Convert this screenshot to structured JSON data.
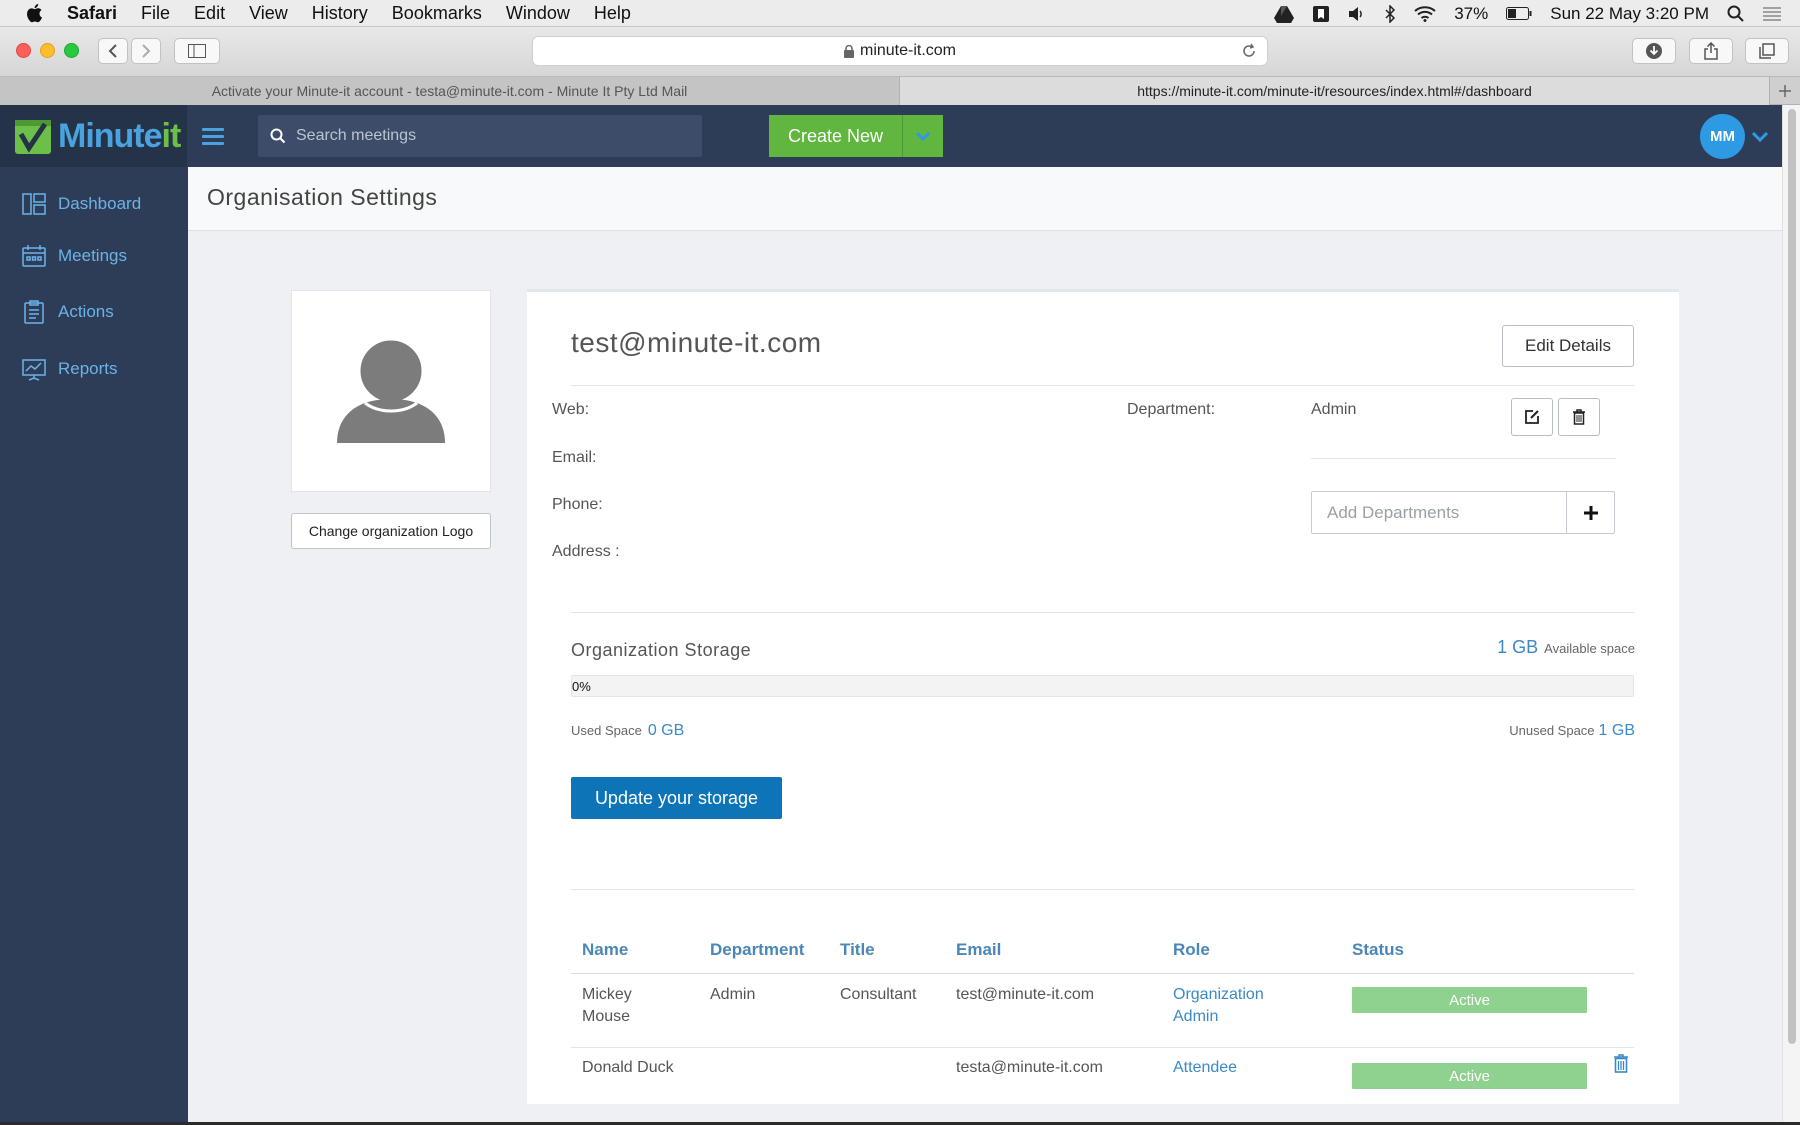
{
  "menubar": {
    "app": "Safari",
    "items": [
      "File",
      "Edit",
      "View",
      "History",
      "Bookmarks",
      "Window",
      "Help"
    ],
    "battery": "37%",
    "clock": "Sun 22 May  3:20 PM"
  },
  "browser": {
    "url": "minute-it.com",
    "tabs": [
      "Activate your Minute-it account - testa@minute-it.com - Minute It Pty Ltd Mail",
      "https://minute-it.com/minute-it/resources/index.html#/dashboard"
    ]
  },
  "header": {
    "logo_main": "Minute",
    "logo_accent": "it",
    "search_placeholder": "Search meetings",
    "create_label": "Create New",
    "avatar_initials": "MM"
  },
  "sidebar": {
    "items": [
      {
        "label": "Dashboard",
        "icon": "dashboard-icon"
      },
      {
        "label": "Meetings",
        "icon": "calendar-icon"
      },
      {
        "label": "Actions",
        "icon": "clipboard-icon"
      },
      {
        "label": "Reports",
        "icon": "chart-icon"
      }
    ]
  },
  "page": {
    "title": "Organisation Settings",
    "change_logo_label": "Change organization Logo"
  },
  "org": {
    "email": "test@minute-it.com",
    "edit_label": "Edit Details",
    "web_label": "Web:",
    "email_label": "Email:",
    "phone_label": "Phone:",
    "address_label": "Address :",
    "department_label": "Department:",
    "department_value": "Admin",
    "add_dept_placeholder": "Add Departments"
  },
  "storage": {
    "title": "Organization Storage",
    "available_value": "1 GB",
    "available_label": "Available space",
    "used_percent": 0,
    "progress_text": "0%",
    "used_label": "Used Space",
    "used_value": "0  GB",
    "unused_label": "Unused Space",
    "unused_value": "1 GB",
    "update_label": "Update your storage"
  },
  "members": {
    "headers": [
      "Name",
      "Department",
      "Title",
      "Email",
      "Role",
      "Status"
    ],
    "rows": [
      {
        "name_line1": "Mickey",
        "name_line2": "Mouse",
        "department": "Admin",
        "title": "Consultant",
        "email": "test@minute-it.com",
        "role_line1": "Organization",
        "role_line2": "Admin",
        "status": "Active"
      },
      {
        "name_line1": "Donald Duck",
        "name_line2": "",
        "department": "",
        "title": "",
        "email": "testa@minute-it.com",
        "role_line1": "Attendee",
        "role_line2": "",
        "status": "Active"
      }
    ]
  },
  "colors": {
    "nav_bg": "#2e3d57",
    "accent_blue": "#3a89c9",
    "create_green": "#60b63e",
    "active_green": "#8fd18f",
    "primary_button": "#0d74b8"
  }
}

----------

Directions: Write out all the entries exactly, except for the pictures.

Answer in full:
Convert this screenshot to structured JSON data.
{
  "menubar": {
    "app": "Safari",
    "items": [
      "File",
      "Edit",
      "View",
      "History",
      "Bookmarks",
      "Window",
      "Help"
    ],
    "battery": "37%",
    "clock": "Sun 22 May  3:20 PM"
  },
  "browser": {
    "url": "minute-it.com",
    "tabs": [
      "Activate your Minute-it account - testa@minute-it.com - Minute It Pty Ltd Mail",
      "https://minute-it.com/minute-it/resources/index.html#/dashboard"
    ]
  },
  "header": {
    "logo_main": "Minute",
    "logo_accent": "it",
    "search_placeholder": "Search meetings",
    "create_label": "Create New",
    "avatar_initials": "MM"
  },
  "sidebar": {
    "items": [
      {
        "label": "Dashboard",
        "icon": "dashboard-icon"
      },
      {
        "label": "Meetings",
        "icon": "calendar-icon"
      },
      {
        "label": "Actions",
        "icon": "clipboard-icon"
      },
      {
        "label": "Reports",
        "icon": "chart-icon"
      }
    ]
  },
  "page": {
    "title": "Organisation Settings",
    "change_logo_label": "Change organization Logo"
  },
  "org": {
    "email": "test@minute-it.com",
    "edit_label": "Edit Details",
    "web_label": "Web:",
    "email_label": "Email:",
    "phone_label": "Phone:",
    "address_label": "Address :",
    "department_label": "Department:",
    "department_value": "Admin",
    "add_dept_placeholder": "Add Departments"
  },
  "storage": {
    "title": "Organization Storage",
    "available_value": "1 GB",
    "available_label": "Available space",
    "used_percent": 0,
    "progress_text": "0%",
    "used_label": "Used Space",
    "used_value": "0  GB",
    "unused_label": "Unused Space",
    "unused_value": "1 GB",
    "update_label": "Update your storage"
  },
  "members": {
    "headers": [
      "Name",
      "Department",
      "Title",
      "Email",
      "Role",
      "Status"
    ],
    "rows": [
      {
        "name_line1": "Mickey",
        "name_line2": "Mouse",
        "department": "Admin",
        "title": "Consultant",
        "email": "test@minute-it.com",
        "role_line1": "Organization",
        "role_line2": "Admin",
        "status": "Active"
      },
      {
        "name_line1": "Donald Duck",
        "name_line2": "",
        "department": "",
        "title": "",
        "email": "testa@minute-it.com",
        "role_line1": "Attendee",
        "role_line2": "",
        "status": "Active"
      }
    ]
  },
  "colors": {
    "nav_bg": "#2e3d57",
    "accent_blue": "#3a89c9",
    "create_green": "#60b63e",
    "active_green": "#8fd18f",
    "primary_button": "#0d74b8"
  }
}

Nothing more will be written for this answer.